DATA SUPPLIED →
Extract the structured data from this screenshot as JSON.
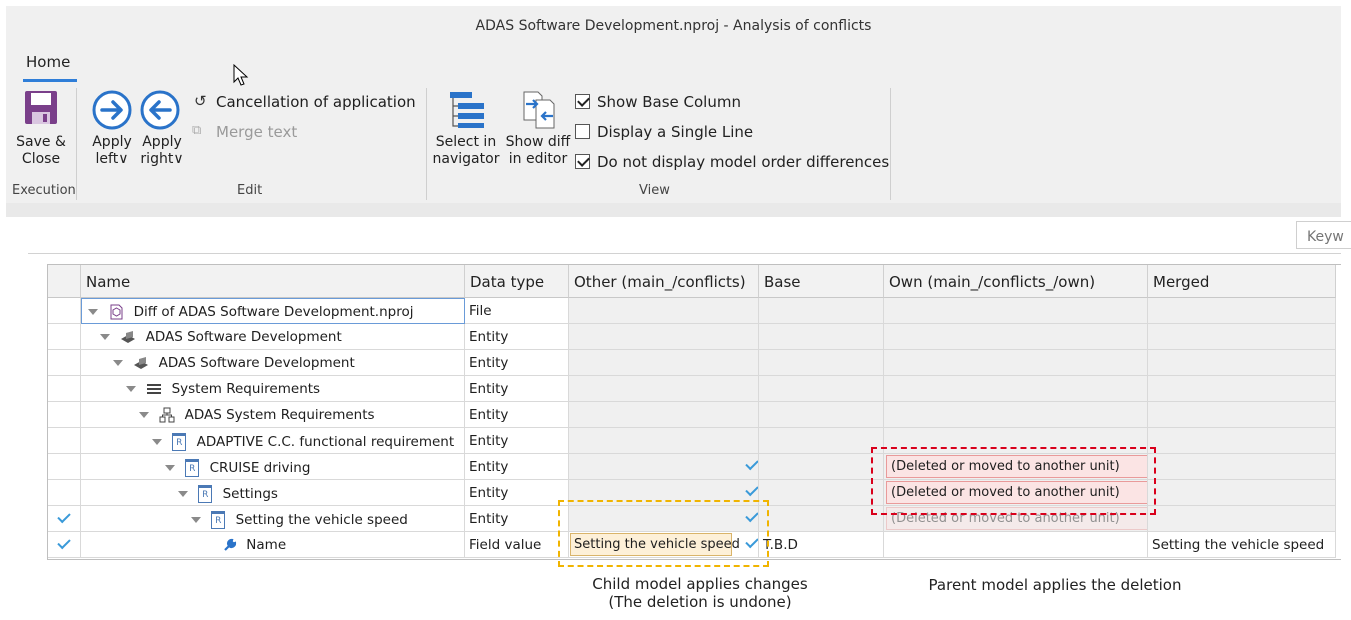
{
  "window": {
    "title": "ADAS Software Development.nproj - Analysis of conflicts"
  },
  "ribbon": {
    "tab": "Home",
    "groups": {
      "execution": "Execution",
      "edit": "Edit",
      "view": "View"
    },
    "buttons": {
      "save_close_line1": "Save &",
      "save_close_line2": "Close",
      "apply_left_line1": "Apply",
      "apply_left_line2": "left∨",
      "apply_right_line1": "Apply",
      "apply_right_line2": "right∨",
      "cancellation": "Cancellation of application",
      "merge_text": "Merge text",
      "select_nav_line1": "Select in",
      "select_nav_line2": "navigator",
      "show_diff_line1": "Show diff",
      "show_diff_line2": "in editor"
    },
    "checkboxes": [
      {
        "label": "Show Base Column",
        "checked": true
      },
      {
        "label": "Display a Single Line",
        "checked": false
      },
      {
        "label": "Do not display model order differences",
        "checked": true
      }
    ]
  },
  "search": {
    "placeholder": "Keyw"
  },
  "grid": {
    "columns": [
      "Name",
      "Data type",
      "Other (main_/conflicts)",
      "Base",
      "Own (main_/conflicts_/own)",
      "Merged"
    ],
    "rows": [
      {
        "name": "Diff of ADAS Software Development.nproj",
        "type": "File",
        "icon": "project-icon"
      },
      {
        "name": "ADAS Software Development",
        "type": "Entity",
        "icon": "entity-icon"
      },
      {
        "name": "ADAS Software Development",
        "type": "Entity",
        "icon": "entity-icon"
      },
      {
        "name": "System Requirements",
        "type": "Entity",
        "icon": "list-icon"
      },
      {
        "name": "ADAS System Requirements",
        "type": "Entity",
        "icon": "tree-icon"
      },
      {
        "name": "ADAPTIVE C.C. functional requirement",
        "type": "Entity",
        "icon": "requirement-icon"
      },
      {
        "name": "CRUISE driving",
        "type": "Entity",
        "icon": "requirement-icon",
        "own": "(Deleted or moved to another unit)"
      },
      {
        "name": "Settings",
        "type": "Entity",
        "icon": "requirement-icon",
        "own": "(Deleted or moved to another unit)"
      },
      {
        "name": "Setting the vehicle speed",
        "type": "Entity",
        "icon": "requirement-icon",
        "own": "(Deleted or moved to another unit)"
      },
      {
        "name": "Name",
        "type": "Field value",
        "icon": "wrench-icon",
        "other": "Setting the vehicle speed",
        "base": "T.B.D",
        "merged": "Setting the vehicle speed"
      }
    ]
  },
  "annotations": {
    "child_line1": "Child model applies changes",
    "child_line2": "(The deletion is undone)",
    "parent": "Parent model applies the deletion"
  },
  "colors": {
    "accent": "#2f7ed8",
    "check_blue": "#3a9ad9",
    "deleted_pink": "#fbe4e4",
    "child_box": "#f0b400",
    "parent_box": "#d9001b"
  }
}
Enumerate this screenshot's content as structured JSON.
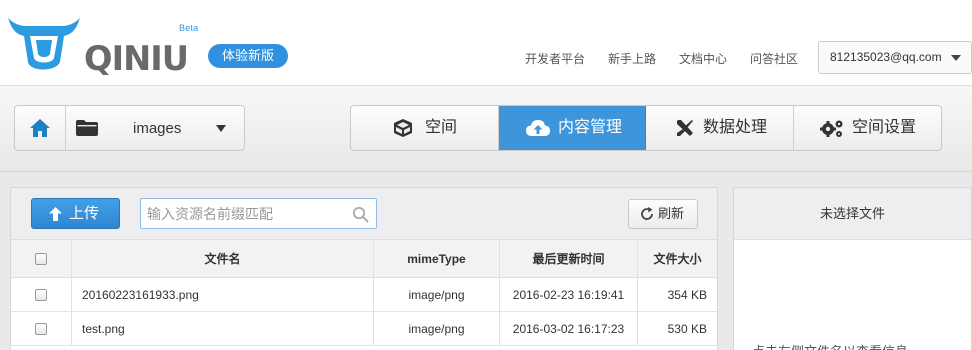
{
  "header": {
    "brand": "QINIU",
    "beta_tag": "Beta",
    "beta_pill": "体验新版",
    "nav": [
      "开发者平台",
      "新手上路",
      "文档中心",
      "问答社区"
    ],
    "account": "812135023@qq.com"
  },
  "breadcrumb": {
    "folder_label": "images"
  },
  "tabs": [
    {
      "label": "空间",
      "icon": "cube-icon",
      "active": false
    },
    {
      "label": "内容管理",
      "icon": "cloud-upload-icon",
      "active": true
    },
    {
      "label": "数据处理",
      "icon": "tools-icon",
      "active": false
    },
    {
      "label": "空间设置",
      "icon": "gears-icon",
      "active": false
    }
  ],
  "toolbar": {
    "upload_label": "上传",
    "search_placeholder": "输入资源名前缀匹配",
    "refresh_label": "刷新"
  },
  "table": {
    "columns": [
      "文件名",
      "mimeType",
      "最后更新时间",
      "文件大小"
    ],
    "rows": [
      {
        "name": "20160223161933.png",
        "mime": "image/png",
        "updated": "2016-02-23 16:19:41",
        "size": "354 KB"
      },
      {
        "name": "test.png",
        "mime": "image/png",
        "updated": "2016-03-02 16:17:23",
        "size": "530 KB"
      }
    ]
  },
  "side": {
    "title": "未选择文件",
    "hint": "点击左侧文件名以查看信息"
  },
  "colors": {
    "accent": "#3e95da",
    "logo_blue": "#2d9be0",
    "logo_gray": "#666666"
  }
}
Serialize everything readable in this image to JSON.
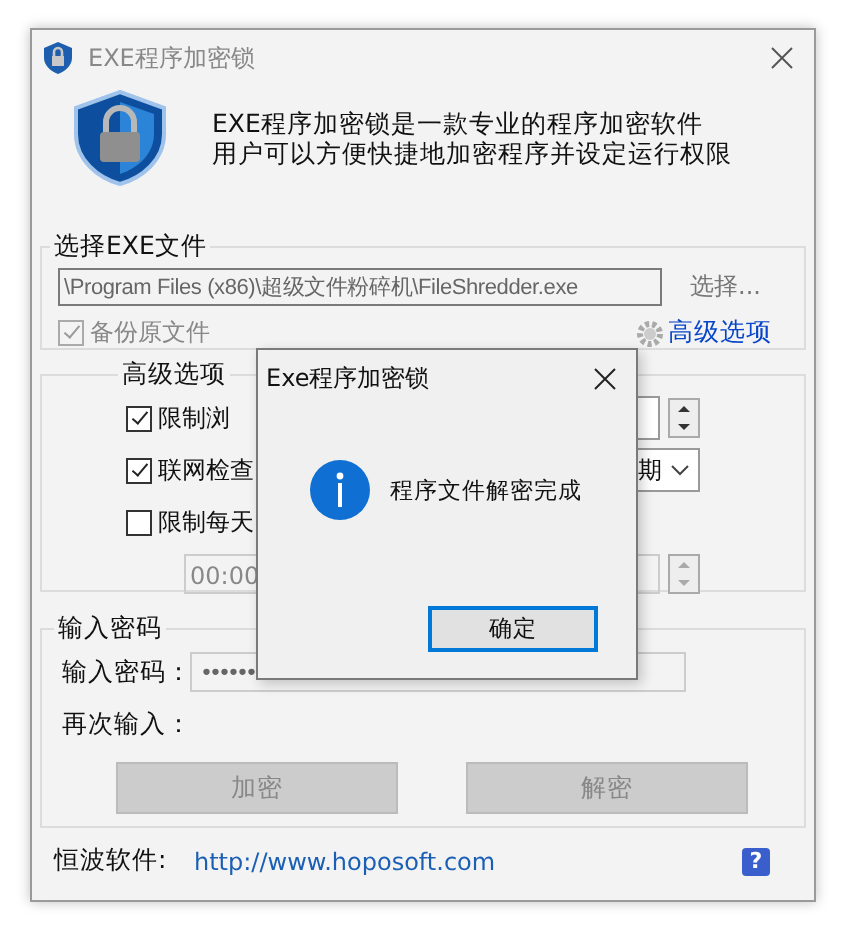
{
  "window": {
    "title": "EXE程序加密锁"
  },
  "header": {
    "lines": [
      "EXE程序加密锁是一款专业的程序加密软件",
      "用户可以方便快捷地加密程序并设定运行权限"
    ]
  },
  "file_group": {
    "title": "选择EXE文件",
    "path": "\\Program Files (x86)\\超级文件粉碎机\\FileShredder.exe",
    "browse": "选择...",
    "backup": {
      "label": "备份原文件",
      "checked": true,
      "disabled": true
    },
    "advanced_link": "高级选项"
  },
  "advanced_group": {
    "title": "高级选项",
    "options": [
      {
        "label": "限制浏",
        "checked": true
      },
      {
        "label": "联网检查",
        "checked": true
      },
      {
        "label": "限制每天",
        "checked": false
      }
    ],
    "combo_value": "期",
    "time_value": "00:00"
  },
  "password_group": {
    "title": "输入密码",
    "fields": [
      {
        "label": "输入密码：",
        "value": "••••••"
      },
      {
        "label": "再次输入："
      }
    ],
    "buttons": [
      {
        "label": "加密",
        "disabled": true
      },
      {
        "label": "解密",
        "disabled": true
      }
    ]
  },
  "footer": {
    "label": "恒波软件:",
    "link": "http://www.hoposoft.com",
    "help": "?"
  },
  "dialog": {
    "title": "Exe程序加密锁",
    "message": "程序文件解密完成",
    "button": "确定"
  }
}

GIVEN INSTRUCTION → Every line above should be repeated exactly; pictures stay out of the copy.

THE ANSWER →
Extract the structured data from this screenshot as JSON.
{
  "window": {
    "title": "ADAS Software Development.nproj - Analysis of conflicts"
  },
  "ribbon": {
    "tab": "Home",
    "groups": {
      "execution": "Execution",
      "edit": "Edit",
      "view": "View"
    },
    "buttons": {
      "save_close_line1": "Save &",
      "save_close_line2": "Close",
      "apply_left_line1": "Apply",
      "apply_left_line2": "left∨",
      "apply_right_line1": "Apply",
      "apply_right_line2": "right∨",
      "cancellation": "Cancellation of application",
      "merge_text": "Merge text",
      "select_nav_line1": "Select in",
      "select_nav_line2": "navigator",
      "show_diff_line1": "Show diff",
      "show_diff_line2": "in editor"
    },
    "checkboxes": [
      {
        "label": "Show Base Column",
        "checked": true
      },
      {
        "label": "Display a Single Line",
        "checked": false
      },
      {
        "label": "Do not display model order differences",
        "checked": true
      }
    ]
  },
  "search": {
    "placeholder": "Keyw"
  },
  "grid": {
    "columns": [
      "Name",
      "Data type",
      "Other (main_/conflicts)",
      "Base",
      "Own (main_/conflicts_/own)",
      "Merged"
    ],
    "rows": [
      {
        "name": "Diff of ADAS Software Development.nproj",
        "type": "File",
        "icon": "project-icon"
      },
      {
        "name": "ADAS Software Development",
        "type": "Entity",
        "icon": "entity-icon"
      },
      {
        "name": "ADAS Software Development",
        "type": "Entity",
        "icon": "entity-icon"
      },
      {
        "name": "System Requirements",
        "type": "Entity",
        "icon": "list-icon"
      },
      {
        "name": "ADAS System Requirements",
        "type": "Entity",
        "icon": "tree-icon"
      },
      {
        "name": "ADAPTIVE C.C. functional requirement",
        "type": "Entity",
        "icon": "requirement-icon"
      },
      {
        "name": "CRUISE driving",
        "type": "Entity",
        "icon": "requirement-icon",
        "own": "(Deleted or moved to another unit)"
      },
      {
        "name": "Settings",
        "type": "Entity",
        "icon": "requirement-icon",
        "own": "(Deleted or moved to another unit)"
      },
      {
        "name": "Setting the vehicle speed",
        "type": "Entity",
        "icon": "requirement-icon",
        "own": "(Deleted or moved to another unit)"
      },
      {
        "name": "Name",
        "type": "Field value",
        "icon": "wrench-icon",
        "other": "Setting the vehicle speed",
        "base": "T.B.D",
        "merged": "Setting the vehicle speed"
      }
    ]
  },
  "annotations": {
    "child_line1": "Child model applies changes",
    "child_line2": "(The deletion is undone)",
    "parent": "Parent model applies the deletion"
  },
  "colors": {
    "accent": "#2f7ed8",
    "check_blue": "#3a9ad9",
    "deleted_pink": "#fbe4e4",
    "child_box": "#f0b400",
    "parent_box": "#d9001b"
  }
}
Enumerate this screenshot's content as structured JSON.
{
  "header": {
    "brand": "QINIU",
    "beta_tag": "Beta",
    "beta_pill": "体验新版",
    "nav": [
      "开发者平台",
      "新手上路",
      "文档中心",
      "问答社区"
    ],
    "account": "812135023@qq.com"
  },
  "breadcrumb": {
    "folder_label": "images"
  },
  "tabs": [
    {
      "label": "空间",
      "icon": "cube-icon",
      "active": false
    },
    {
      "label": "内容管理",
      "icon": "cloud-upload-icon",
      "active": true
    },
    {
      "label": "数据处理",
      "icon": "tools-icon",
      "active": false
    },
    {
      "label": "空间设置",
      "icon": "gears-icon",
      "active": false
    }
  ],
  "toolbar": {
    "upload_label": "上传",
    "search_placeholder": "输入资源名前缀匹配",
    "refresh_label": "刷新"
  },
  "table": {
    "columns": [
      "文件名",
      "mimeType",
      "最后更新时间",
      "文件大小"
    ],
    "rows": [
      {
        "name": "20160223161933.png",
        "mime": "image/png",
        "updated": "2016-02-23 16:19:41",
        "size": "354 KB"
      },
      {
        "name": "test.png",
        "mime": "image/png",
        "updated": "2016-03-02 16:17:23",
        "size": "530 KB"
      }
    ]
  },
  "side": {
    "title": "未选择文件",
    "hint": "点击左侧文件名以查看信息"
  },
  "colors": {
    "accent": "#3e95da",
    "logo_blue": "#2d9be0",
    "logo_gray": "#666666"
  }
}
Serialize everything readable in this image to JSON.
{
  "window": {
    "title": "EXE程序加密锁"
  },
  "header": {
    "lines": [
      "EXE程序加密锁是一款专业的程序加密软件",
      "用户可以方便快捷地加密程序并设定运行权限"
    ]
  },
  "file_group": {
    "title": "选择EXE文件",
    "path": "\\Program Files (x86)\\超级文件粉碎机\\FileShredder.exe",
    "browse": "选择...",
    "backup": {
      "label": "备份原文件",
      "checked": true,
      "disabled": true
    },
    "advanced_link": "高级选项"
  },
  "advanced_group": {
    "title": "高级选项",
    "options": [
      {
        "label": "限制浏",
        "checked": true
      },
      {
        "label": "联网检查",
        "checked": true
      },
      {
        "label": "限制每天",
        "checked": false
      }
    ],
    "combo_value": "期",
    "time_value": "00:00"
  },
  "password_group": {
    "title": "输入密码",
    "fields": [
      {
        "label": "输入密码：",
        "value": "••••••"
      },
      {
        "label": "再次输入："
      }
    ],
    "buttons": [
      {
        "label": "加密",
        "disabled": true
      },
      {
        "label": "解密",
        "disabled": true
      }
    ]
  },
  "footer": {
    "label": "恒波软件:",
    "link": "http://www.hoposoft.com",
    "help": "?"
  },
  "dialog": {
    "title": "Exe程序加密锁",
    "message": "程序文件解密完成",
    "button": "确定"
  }
}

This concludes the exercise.